Brief: Select all lines in the records that include "memorizzati".
[Start]
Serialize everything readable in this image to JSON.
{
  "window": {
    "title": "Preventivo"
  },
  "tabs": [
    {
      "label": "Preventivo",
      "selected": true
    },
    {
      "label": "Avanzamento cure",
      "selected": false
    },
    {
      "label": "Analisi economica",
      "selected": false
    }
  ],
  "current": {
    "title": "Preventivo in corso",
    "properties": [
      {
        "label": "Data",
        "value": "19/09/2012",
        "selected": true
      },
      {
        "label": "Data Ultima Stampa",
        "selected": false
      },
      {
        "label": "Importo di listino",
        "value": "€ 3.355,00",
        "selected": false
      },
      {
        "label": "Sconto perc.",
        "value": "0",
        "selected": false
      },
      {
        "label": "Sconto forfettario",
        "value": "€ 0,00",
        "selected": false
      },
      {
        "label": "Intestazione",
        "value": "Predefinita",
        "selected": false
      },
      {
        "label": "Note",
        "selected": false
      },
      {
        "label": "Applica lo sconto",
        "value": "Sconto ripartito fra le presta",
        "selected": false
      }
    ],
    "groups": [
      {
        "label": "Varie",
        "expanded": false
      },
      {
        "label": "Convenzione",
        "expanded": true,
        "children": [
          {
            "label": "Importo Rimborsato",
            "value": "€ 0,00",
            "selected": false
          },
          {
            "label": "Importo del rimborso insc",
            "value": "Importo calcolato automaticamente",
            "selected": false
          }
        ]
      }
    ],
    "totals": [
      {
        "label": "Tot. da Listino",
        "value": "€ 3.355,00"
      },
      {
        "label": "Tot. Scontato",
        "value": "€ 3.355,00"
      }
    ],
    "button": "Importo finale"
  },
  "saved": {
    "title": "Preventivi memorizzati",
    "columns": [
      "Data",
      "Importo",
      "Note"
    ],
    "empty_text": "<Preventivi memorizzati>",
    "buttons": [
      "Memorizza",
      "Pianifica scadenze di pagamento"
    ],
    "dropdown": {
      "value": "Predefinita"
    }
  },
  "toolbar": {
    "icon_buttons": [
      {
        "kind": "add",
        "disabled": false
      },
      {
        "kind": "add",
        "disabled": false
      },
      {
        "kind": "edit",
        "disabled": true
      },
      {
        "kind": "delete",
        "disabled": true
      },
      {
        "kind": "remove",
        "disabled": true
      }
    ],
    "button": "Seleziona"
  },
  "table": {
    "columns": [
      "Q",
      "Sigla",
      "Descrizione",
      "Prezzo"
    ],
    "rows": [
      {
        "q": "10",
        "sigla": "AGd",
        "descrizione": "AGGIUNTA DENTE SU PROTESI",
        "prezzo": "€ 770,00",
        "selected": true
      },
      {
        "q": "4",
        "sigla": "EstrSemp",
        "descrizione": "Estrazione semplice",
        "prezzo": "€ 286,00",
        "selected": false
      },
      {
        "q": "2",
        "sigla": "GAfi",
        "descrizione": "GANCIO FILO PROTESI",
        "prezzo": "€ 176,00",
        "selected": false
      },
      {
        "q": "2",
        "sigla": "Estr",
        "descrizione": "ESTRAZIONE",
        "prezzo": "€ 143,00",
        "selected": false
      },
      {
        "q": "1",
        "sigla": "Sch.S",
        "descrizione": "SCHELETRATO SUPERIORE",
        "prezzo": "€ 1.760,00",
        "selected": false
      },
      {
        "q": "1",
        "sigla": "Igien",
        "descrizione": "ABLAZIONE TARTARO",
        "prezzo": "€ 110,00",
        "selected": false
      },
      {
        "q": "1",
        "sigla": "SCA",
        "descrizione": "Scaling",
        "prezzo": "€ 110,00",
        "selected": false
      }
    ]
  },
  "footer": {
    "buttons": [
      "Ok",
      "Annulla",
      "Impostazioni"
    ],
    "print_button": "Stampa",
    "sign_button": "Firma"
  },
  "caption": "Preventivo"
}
[End]
Solved problem:
    "title": "Preventivi memorizzati",
    "empty_text": "<Preventivi memorizzati>",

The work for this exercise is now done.